** Start **

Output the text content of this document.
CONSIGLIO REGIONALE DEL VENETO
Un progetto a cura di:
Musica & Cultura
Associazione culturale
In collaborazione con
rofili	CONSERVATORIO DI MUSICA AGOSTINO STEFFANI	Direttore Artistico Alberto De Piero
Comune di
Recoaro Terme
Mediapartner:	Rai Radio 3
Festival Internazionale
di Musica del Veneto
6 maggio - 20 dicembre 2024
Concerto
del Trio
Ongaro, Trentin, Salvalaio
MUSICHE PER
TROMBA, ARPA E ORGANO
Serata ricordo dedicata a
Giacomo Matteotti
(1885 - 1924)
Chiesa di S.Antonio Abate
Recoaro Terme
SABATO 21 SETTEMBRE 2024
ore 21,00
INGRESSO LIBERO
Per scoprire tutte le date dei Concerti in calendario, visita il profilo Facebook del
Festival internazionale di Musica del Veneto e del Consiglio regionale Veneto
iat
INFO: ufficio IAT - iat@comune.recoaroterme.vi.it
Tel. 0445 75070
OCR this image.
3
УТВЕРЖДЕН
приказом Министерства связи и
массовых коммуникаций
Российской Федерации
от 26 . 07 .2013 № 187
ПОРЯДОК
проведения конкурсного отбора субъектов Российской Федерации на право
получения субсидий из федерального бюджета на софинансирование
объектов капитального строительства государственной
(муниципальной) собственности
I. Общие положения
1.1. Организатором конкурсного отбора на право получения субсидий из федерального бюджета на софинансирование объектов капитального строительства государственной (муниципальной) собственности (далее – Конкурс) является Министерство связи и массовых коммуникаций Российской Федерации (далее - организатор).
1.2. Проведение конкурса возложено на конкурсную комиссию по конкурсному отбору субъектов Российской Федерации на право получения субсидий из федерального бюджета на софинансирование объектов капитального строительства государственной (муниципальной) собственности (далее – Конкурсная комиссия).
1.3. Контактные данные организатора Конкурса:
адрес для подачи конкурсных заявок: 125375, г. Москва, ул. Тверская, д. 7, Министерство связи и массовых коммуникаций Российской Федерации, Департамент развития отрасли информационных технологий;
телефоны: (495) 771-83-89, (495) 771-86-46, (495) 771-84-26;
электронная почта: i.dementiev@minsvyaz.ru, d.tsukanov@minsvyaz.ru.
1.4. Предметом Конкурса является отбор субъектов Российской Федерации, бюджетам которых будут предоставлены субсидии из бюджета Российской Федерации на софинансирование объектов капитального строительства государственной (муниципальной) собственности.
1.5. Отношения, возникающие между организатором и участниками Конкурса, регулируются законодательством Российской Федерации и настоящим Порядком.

** End **

▶ _To do_: Set down the listing above in full, please, exactly as it appears.

▶ _Exercise solution_:
Output the text content of this document.
CONSIGLIO REGIONALE DEL VENETO
Un progetto a cura di:
Musica & Cultura
Associazione culturale
In collaborazione con
rofili	CONSERVATORIO DI MUSICA AGOSTINO STEFFANI	Direttore Artistico Alberto De Piero
Comune di
Recoaro Terme
Mediapartner:	Rai Radio 3
Festival Internazionale
di Musica del Veneto
6 maggio - 20 dicembre 2024
Concerto
del Trio
Ongaro, Trentin, Salvalaio
MUSICHE PER
TROMBA, ARPA E ORGANO
Serata ricordo dedicata a
Giacomo Matteotti
(1885 - 1924)
Chiesa di S.Antonio Abate
Recoaro Terme
SABATO 21 SETTEMBRE 2024
ore 21,00
INGRESSO LIBERO
Per scoprire tutte le date dei Concerti in calendario, visita il profilo Facebook del
Festival internazionale di Musica del Veneto e del Consiglio regionale Veneto
iat
INFO: ufficio IAT - iat@comune.recoaroterme.vi.it
Tel. 0445 75070
OCR this image.
3
УТВЕРЖДЕН
приказом Министерства связи и
массовых коммуникаций
Российской Федерации
от 26 . 07 .2013 № 187
ПОРЯДОК
проведения конкурсного отбора субъектов Российской Федерации на право
получения субсидий из федерального бюджета на софинансирование
объектов капитального строительства государственной
(муниципальной) собственности
I. Общие положения
1.1. Организатором конкурсного отбора на право получения субсидий из федерального бюджета на софинансирование объектов капитального строительства государственной (муниципальной) собственности (далее – Конкурс) является Министерство связи и массовых коммуникаций Российской Федерации (далее - организатор).
1.2. Проведение конкурса возложено на конкурсную комиссию по конкурсному отбору субъектов Российской Федерации на право получения субсидий из федерального бюджета на софинансирование объектов капитального строительства государственной (муниципальной) собственности (далее – Конкурсная комиссия).
1.3. Контактные данные организатора Конкурса:
адрес для подачи конкурсных заявок: 125375, г. Москва, ул. Тверская, д. 7, Министерство связи и массовых коммуникаций Российской Федерации, Департамент развития отрасли информационных технологий;
телефоны: (495) 771-83-89, (495) 771-86-46, (495) 771-84-26;
электронная почта: i.dementiev@minsvyaz.ru, d.tsukanov@minsvyaz.ru.
1.4. Предметом Конкурса является отбор субъектов Российской Федерации, бюджетам которых будут предоставлены субсидии из бюджета Российской Федерации на софинансирование объектов капитального строительства государственной (муниципальной) собственности.
1.5. Отношения, возникающие между организатором и участниками Конкурса, регулируются законодательством Российской Федерации и настоящим Порядком.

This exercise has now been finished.